*** MATERIAL TO PROCESS

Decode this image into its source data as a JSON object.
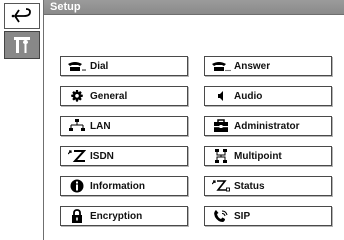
{
  "title": "Setup",
  "sidebar": {
    "items": [
      {
        "icon": "back-arrow-icon"
      },
      {
        "icon": "tools-icon"
      }
    ]
  },
  "buttons": [
    {
      "label": "Dial",
      "icon": "dial-icon"
    },
    {
      "label": "Answer",
      "icon": "answer-icon"
    },
    {
      "label": "General",
      "icon": "gear-icon"
    },
    {
      "label": "Audio",
      "icon": "speaker-icon"
    },
    {
      "label": "LAN",
      "icon": "network-icon"
    },
    {
      "label": "Administrator",
      "icon": "toolbox-icon"
    },
    {
      "label": "ISDN",
      "icon": "isdn-icon"
    },
    {
      "label": "Multipoint",
      "icon": "multipoint-icon"
    },
    {
      "label": "Information",
      "icon": "info-icon"
    },
    {
      "label": "Status",
      "icon": "status-icon"
    },
    {
      "label": "Encryption",
      "icon": "lock-icon"
    },
    {
      "label": "SIP",
      "icon": "sip-phone-icon"
    }
  ],
  "colors": {
    "titlebar": "#8f8f8f",
    "tools_button": "#888888",
    "border": "#4a4a4a"
  }
}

******

:: WHAT THE TASK ASKS ::
Quote all the records verbatim, dropping any pictures from your copy.

:: WRITTEN ANSWER ::
Decode this image into its source data as a JSON object.
{
  "title": "Setup",
  "sidebar": {
    "items": [
      {
        "icon": "back-arrow-icon"
      },
      {
        "icon": "tools-icon"
      }
    ]
  },
  "buttons": [
    {
      "label": "Dial",
      "icon": "dial-icon"
    },
    {
      "label": "Answer",
      "icon": "answer-icon"
    },
    {
      "label": "General",
      "icon": "gear-icon"
    },
    {
      "label": "Audio",
      "icon": "speaker-icon"
    },
    {
      "label": "LAN",
      "icon": "network-icon"
    },
    {
      "label": "Administrator",
      "icon": "toolbox-icon"
    },
    {
      "label": "ISDN",
      "icon": "isdn-icon"
    },
    {
      "label": "Multipoint",
      "icon": "multipoint-icon"
    },
    {
      "label": "Information",
      "icon": "info-icon"
    },
    {
      "label": "Status",
      "icon": "status-icon"
    },
    {
      "label": "Encryption",
      "icon": "lock-icon"
    },
    {
      "label": "SIP",
      "icon": "sip-phone-icon"
    }
  ],
  "colors": {
    "titlebar": "#8f8f8f",
    "tools_button": "#888888",
    "border": "#4a4a4a"
  }
}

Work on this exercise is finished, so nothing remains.